What you need to do: Return each line of the listing below that contains the string "person". Treat uppercase and lowercase letters as different.

Exercise inputs:
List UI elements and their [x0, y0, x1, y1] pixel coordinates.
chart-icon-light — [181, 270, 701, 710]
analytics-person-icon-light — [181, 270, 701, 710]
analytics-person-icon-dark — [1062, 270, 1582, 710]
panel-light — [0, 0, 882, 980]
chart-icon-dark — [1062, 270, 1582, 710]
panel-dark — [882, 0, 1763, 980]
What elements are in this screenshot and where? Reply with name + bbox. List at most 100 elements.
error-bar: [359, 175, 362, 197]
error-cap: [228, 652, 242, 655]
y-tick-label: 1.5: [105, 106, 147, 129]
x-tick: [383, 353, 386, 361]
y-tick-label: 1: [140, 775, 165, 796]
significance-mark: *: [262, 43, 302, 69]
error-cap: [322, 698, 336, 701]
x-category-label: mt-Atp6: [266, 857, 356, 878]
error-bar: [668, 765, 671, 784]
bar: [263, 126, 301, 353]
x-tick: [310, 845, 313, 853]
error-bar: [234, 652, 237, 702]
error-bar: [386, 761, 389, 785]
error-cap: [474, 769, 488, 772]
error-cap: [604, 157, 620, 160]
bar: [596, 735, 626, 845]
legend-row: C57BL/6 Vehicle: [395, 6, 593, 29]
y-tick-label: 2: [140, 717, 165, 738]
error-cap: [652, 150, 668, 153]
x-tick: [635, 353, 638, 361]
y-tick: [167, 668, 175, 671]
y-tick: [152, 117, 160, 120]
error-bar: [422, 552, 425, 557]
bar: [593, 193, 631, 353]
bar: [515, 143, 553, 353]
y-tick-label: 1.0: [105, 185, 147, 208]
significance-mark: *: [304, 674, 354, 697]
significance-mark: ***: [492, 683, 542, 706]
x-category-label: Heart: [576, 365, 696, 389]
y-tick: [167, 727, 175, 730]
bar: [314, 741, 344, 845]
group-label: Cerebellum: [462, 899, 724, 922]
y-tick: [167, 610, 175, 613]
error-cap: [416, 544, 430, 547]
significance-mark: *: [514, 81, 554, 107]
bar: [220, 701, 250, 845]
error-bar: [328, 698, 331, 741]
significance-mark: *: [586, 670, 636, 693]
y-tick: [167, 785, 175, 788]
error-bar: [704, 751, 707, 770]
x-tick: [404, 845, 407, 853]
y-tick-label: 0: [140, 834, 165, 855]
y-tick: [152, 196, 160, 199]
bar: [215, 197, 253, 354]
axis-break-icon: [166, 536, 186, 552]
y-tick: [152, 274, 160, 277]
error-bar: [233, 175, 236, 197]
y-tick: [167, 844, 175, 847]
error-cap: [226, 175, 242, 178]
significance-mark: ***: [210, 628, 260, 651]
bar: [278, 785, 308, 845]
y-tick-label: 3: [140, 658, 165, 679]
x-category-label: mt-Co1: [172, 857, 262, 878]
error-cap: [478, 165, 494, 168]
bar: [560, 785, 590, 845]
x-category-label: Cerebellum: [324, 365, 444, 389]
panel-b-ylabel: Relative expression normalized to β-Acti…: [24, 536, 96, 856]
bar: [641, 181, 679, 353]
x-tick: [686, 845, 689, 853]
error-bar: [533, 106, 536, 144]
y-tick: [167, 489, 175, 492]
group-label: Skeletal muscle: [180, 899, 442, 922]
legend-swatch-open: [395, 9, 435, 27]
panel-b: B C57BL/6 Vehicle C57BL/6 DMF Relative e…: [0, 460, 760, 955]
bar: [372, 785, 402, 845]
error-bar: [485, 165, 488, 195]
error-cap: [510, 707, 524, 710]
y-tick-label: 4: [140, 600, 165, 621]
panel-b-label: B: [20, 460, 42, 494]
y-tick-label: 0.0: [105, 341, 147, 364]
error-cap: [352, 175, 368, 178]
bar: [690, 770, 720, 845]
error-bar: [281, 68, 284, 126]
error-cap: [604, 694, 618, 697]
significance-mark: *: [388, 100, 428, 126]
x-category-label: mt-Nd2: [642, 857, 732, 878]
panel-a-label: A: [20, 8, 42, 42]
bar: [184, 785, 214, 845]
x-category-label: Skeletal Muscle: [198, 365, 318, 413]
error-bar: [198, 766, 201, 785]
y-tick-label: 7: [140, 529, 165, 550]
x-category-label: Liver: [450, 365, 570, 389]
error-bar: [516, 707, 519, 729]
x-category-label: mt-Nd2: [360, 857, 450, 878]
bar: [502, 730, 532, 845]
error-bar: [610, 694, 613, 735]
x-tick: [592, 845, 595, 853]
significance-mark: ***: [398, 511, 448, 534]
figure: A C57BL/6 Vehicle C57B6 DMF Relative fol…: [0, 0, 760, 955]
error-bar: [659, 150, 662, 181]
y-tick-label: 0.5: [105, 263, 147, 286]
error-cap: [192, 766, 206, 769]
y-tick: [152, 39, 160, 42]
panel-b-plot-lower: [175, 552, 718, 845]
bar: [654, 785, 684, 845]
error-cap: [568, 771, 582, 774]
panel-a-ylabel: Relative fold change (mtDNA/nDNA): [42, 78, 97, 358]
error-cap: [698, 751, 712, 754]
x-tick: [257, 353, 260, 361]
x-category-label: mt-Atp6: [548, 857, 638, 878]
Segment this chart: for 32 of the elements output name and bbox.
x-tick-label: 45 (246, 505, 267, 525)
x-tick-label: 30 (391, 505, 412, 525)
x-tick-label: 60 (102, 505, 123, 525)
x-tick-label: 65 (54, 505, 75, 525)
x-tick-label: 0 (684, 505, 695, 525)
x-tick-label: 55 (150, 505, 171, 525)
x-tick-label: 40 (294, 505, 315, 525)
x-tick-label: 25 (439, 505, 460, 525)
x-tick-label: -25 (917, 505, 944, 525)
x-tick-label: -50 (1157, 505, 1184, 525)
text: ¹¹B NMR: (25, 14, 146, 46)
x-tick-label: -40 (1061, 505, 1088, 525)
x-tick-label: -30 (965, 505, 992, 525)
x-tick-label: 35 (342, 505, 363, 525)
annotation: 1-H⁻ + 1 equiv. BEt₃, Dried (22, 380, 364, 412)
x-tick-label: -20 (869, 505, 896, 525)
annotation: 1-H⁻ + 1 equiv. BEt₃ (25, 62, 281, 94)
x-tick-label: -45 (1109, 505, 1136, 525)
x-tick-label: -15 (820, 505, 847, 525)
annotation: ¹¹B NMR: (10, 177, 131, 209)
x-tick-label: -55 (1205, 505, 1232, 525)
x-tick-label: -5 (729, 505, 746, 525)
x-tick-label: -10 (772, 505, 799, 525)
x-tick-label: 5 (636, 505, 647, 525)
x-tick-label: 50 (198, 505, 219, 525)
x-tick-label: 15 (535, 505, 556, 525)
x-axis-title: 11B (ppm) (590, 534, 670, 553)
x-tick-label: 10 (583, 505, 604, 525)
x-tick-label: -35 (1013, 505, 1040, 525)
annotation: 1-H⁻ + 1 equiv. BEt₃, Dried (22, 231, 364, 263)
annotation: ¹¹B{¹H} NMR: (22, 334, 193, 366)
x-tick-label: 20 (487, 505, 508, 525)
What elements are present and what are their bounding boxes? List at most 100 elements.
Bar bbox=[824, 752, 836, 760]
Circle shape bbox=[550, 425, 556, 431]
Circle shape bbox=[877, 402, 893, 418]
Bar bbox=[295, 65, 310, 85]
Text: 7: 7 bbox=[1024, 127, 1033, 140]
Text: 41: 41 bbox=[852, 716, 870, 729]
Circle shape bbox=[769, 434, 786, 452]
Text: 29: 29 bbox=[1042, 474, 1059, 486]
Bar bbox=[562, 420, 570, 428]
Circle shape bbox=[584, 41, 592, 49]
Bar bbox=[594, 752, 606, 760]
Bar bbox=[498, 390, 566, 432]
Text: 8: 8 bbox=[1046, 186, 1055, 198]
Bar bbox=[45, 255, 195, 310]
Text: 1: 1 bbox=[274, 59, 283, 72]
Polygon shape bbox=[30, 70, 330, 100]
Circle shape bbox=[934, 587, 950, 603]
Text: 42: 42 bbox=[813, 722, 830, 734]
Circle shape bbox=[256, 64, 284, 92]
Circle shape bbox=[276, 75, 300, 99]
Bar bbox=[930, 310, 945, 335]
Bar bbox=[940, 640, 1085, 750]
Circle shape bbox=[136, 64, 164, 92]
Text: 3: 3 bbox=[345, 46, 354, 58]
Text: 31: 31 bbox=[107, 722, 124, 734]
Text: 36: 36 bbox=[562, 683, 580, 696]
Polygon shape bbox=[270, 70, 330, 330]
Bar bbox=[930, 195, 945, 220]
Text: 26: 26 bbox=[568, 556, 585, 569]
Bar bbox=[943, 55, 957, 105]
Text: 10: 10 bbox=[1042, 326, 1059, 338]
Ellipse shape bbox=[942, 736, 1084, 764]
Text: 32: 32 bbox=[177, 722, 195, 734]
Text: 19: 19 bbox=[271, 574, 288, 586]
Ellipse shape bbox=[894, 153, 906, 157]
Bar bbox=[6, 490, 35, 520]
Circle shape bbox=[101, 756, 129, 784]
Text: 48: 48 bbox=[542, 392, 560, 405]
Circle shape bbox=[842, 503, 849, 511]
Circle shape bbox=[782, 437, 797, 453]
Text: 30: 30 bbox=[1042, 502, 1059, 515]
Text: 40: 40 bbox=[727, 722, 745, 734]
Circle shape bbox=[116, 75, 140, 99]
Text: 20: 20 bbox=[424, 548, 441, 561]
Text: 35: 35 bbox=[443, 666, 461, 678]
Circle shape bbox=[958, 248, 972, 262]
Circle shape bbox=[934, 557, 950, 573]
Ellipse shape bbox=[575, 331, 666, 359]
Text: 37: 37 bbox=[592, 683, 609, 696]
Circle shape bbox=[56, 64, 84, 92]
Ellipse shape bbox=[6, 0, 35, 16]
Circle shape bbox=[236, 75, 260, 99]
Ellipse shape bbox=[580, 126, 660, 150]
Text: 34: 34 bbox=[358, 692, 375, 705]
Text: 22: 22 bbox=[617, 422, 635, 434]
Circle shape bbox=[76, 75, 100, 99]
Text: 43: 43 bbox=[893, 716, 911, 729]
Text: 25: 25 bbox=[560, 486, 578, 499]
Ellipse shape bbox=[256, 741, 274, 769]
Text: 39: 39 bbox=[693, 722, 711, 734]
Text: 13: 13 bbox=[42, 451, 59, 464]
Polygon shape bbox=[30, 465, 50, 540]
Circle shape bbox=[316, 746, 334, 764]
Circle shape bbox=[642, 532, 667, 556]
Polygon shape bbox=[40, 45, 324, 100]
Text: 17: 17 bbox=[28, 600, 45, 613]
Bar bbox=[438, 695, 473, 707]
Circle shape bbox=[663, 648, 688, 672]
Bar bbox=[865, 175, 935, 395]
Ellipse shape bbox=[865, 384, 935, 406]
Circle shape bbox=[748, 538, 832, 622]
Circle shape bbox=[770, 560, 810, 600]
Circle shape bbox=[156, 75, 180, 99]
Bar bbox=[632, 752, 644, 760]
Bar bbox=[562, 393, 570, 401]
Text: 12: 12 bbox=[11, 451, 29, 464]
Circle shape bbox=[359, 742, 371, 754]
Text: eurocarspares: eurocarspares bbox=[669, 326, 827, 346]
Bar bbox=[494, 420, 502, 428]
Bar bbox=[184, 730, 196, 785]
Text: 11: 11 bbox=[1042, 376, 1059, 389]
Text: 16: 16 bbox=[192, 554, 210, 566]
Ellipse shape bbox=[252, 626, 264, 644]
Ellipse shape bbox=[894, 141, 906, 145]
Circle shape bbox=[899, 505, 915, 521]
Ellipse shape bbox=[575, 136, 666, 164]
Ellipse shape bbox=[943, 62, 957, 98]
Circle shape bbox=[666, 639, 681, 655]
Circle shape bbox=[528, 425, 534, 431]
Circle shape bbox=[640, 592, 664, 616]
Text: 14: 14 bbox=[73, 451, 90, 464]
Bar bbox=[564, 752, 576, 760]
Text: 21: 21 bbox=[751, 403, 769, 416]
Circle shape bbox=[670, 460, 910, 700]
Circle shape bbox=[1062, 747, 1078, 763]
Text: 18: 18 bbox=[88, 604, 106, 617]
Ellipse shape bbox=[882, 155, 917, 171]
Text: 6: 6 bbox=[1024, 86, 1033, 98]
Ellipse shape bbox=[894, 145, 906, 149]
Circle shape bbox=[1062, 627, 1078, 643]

Task response:
analytics-person-icon-light — [181, 270, 701, 710]
analytics-person-icon-dark — [1062, 270, 1582, 710]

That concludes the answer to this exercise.